Copy each line holding the string "post".

◆ ◆ ◆ ◆ ◆ ◆ ◆

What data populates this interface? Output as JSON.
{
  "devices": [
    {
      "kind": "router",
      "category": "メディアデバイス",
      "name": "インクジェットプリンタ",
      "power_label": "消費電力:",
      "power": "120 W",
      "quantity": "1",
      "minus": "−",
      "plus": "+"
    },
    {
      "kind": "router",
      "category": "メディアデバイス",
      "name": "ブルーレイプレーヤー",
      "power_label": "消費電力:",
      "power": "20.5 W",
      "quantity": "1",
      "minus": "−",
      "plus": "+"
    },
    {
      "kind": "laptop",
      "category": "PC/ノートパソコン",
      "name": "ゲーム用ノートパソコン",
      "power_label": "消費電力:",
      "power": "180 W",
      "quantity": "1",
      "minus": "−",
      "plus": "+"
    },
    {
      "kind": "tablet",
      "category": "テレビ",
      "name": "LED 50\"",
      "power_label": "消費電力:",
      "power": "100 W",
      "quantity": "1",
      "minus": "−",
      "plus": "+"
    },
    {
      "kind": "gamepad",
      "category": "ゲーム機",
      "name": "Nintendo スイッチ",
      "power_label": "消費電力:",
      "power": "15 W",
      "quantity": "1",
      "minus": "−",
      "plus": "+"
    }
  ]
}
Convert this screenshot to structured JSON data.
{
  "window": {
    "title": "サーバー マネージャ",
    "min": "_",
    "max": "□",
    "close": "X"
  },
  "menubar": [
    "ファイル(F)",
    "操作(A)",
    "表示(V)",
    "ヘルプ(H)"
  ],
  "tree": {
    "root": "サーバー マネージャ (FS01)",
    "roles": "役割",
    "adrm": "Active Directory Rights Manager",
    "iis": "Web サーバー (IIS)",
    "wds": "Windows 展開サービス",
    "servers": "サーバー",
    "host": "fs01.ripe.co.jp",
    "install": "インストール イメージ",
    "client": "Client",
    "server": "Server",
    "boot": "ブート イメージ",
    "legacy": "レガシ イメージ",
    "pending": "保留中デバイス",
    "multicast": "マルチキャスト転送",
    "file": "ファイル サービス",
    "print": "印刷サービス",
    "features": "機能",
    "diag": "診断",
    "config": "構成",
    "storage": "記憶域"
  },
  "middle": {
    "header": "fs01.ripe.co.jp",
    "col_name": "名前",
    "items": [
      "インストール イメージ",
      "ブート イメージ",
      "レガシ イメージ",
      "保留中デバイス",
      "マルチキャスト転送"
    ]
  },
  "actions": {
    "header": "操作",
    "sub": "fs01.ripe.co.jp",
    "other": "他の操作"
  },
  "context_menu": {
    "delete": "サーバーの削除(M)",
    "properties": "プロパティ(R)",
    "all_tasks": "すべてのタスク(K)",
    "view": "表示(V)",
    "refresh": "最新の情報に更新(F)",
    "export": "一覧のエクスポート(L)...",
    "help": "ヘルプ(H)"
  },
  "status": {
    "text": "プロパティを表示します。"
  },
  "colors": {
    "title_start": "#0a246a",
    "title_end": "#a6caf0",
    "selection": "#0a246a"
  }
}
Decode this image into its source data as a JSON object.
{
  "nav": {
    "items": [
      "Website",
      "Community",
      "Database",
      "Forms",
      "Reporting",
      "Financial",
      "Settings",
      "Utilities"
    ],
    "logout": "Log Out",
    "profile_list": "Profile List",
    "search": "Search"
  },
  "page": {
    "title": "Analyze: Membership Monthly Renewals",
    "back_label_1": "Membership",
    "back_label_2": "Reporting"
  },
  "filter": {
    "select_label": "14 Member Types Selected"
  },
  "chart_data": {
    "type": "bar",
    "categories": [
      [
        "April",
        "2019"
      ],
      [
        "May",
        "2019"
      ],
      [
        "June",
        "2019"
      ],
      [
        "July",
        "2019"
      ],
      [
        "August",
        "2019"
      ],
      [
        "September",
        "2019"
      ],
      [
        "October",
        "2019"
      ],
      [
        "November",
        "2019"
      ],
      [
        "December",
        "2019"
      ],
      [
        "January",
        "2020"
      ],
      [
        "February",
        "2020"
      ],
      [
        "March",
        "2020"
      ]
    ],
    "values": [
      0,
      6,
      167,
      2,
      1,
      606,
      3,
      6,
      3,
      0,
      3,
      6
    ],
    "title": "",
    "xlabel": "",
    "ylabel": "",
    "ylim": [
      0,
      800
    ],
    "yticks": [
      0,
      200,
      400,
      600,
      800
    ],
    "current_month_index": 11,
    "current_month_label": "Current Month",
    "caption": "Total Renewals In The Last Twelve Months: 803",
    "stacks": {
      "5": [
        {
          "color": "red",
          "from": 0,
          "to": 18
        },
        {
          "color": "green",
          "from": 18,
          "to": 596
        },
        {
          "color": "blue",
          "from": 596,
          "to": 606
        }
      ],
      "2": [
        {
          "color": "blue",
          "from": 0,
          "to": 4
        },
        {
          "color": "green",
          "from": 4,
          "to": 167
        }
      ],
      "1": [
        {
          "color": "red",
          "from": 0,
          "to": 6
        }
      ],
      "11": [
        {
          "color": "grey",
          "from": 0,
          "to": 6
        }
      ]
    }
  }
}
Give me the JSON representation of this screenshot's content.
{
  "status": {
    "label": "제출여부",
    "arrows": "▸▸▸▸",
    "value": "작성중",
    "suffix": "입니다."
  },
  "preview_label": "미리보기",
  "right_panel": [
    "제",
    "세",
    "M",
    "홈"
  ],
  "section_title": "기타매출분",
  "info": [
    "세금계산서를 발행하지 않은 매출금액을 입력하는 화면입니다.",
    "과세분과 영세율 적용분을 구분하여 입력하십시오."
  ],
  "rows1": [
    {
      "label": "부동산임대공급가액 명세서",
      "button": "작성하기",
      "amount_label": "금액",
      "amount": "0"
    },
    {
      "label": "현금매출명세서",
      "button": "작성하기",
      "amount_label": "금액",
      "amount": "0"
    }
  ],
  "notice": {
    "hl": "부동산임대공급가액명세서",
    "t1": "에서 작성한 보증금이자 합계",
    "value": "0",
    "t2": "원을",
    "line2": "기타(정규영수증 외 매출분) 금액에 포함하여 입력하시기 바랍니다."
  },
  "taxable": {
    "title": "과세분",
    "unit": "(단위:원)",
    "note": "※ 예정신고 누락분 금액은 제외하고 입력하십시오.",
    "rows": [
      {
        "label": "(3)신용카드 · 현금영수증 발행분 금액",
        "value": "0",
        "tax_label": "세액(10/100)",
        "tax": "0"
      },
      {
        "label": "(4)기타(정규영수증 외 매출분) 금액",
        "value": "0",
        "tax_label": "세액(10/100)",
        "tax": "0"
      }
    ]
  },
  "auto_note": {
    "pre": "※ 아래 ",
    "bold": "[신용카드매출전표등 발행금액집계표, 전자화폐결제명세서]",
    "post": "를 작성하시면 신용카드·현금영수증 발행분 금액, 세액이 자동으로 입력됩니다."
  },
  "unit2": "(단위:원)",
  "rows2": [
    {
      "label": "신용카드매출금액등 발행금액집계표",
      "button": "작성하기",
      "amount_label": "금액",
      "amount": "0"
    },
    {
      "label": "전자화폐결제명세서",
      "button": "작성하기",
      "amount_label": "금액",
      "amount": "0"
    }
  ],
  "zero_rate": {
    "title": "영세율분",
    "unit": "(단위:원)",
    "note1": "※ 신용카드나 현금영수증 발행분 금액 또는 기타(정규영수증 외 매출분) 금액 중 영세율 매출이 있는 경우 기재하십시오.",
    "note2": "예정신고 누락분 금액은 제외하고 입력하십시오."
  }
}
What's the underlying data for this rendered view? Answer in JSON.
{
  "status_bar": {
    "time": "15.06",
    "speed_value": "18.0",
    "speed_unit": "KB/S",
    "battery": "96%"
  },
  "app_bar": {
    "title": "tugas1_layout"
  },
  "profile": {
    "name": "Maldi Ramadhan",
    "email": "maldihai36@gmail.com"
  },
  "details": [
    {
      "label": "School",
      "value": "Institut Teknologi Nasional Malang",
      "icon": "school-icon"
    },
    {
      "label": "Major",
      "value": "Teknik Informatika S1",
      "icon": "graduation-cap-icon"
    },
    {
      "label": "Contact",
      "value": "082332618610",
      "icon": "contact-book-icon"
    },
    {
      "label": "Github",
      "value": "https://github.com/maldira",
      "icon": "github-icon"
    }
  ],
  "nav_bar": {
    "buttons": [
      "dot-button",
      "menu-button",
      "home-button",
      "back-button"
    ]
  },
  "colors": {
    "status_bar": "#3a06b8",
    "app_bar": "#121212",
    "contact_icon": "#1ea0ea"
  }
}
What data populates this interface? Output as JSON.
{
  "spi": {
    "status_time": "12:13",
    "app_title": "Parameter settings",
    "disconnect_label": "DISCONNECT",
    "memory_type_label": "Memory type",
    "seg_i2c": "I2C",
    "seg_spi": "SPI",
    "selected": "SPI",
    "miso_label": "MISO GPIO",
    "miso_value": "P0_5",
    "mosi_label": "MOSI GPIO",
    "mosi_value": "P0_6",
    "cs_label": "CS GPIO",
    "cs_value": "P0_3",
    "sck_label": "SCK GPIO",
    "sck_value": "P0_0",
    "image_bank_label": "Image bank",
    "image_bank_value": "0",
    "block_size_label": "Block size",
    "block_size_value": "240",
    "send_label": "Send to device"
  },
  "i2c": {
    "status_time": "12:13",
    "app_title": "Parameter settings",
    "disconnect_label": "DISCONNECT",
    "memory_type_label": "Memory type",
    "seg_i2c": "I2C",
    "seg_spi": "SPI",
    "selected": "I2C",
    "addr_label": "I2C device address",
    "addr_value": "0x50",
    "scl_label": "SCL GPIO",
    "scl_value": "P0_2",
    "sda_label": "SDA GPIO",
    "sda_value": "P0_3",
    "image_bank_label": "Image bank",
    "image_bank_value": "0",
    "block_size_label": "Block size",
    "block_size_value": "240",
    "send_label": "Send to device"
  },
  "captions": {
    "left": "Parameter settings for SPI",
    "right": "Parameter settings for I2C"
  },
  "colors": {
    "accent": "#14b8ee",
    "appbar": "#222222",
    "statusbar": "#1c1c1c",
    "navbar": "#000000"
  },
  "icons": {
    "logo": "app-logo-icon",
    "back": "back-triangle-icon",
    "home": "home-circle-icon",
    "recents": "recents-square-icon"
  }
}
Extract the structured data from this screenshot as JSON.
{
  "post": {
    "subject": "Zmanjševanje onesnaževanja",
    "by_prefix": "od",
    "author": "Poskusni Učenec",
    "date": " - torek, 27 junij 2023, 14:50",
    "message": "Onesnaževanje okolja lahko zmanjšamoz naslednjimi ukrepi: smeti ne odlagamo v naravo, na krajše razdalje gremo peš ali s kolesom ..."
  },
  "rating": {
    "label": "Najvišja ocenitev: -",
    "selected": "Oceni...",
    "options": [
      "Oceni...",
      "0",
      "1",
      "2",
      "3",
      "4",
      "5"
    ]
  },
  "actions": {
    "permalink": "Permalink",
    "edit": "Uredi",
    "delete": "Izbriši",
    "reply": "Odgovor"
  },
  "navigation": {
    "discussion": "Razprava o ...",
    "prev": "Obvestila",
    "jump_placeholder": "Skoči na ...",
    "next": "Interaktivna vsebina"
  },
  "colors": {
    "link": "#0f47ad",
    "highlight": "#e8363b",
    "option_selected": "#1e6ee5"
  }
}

◆ ◆ ◆ ◆ ◆ ◆ ◆

= Finished exercise =
    "post": "를 작성하시면 신용카드·현금영수증 발행분 금액, 세액이 자동으로 입력됩니다."
  "post": {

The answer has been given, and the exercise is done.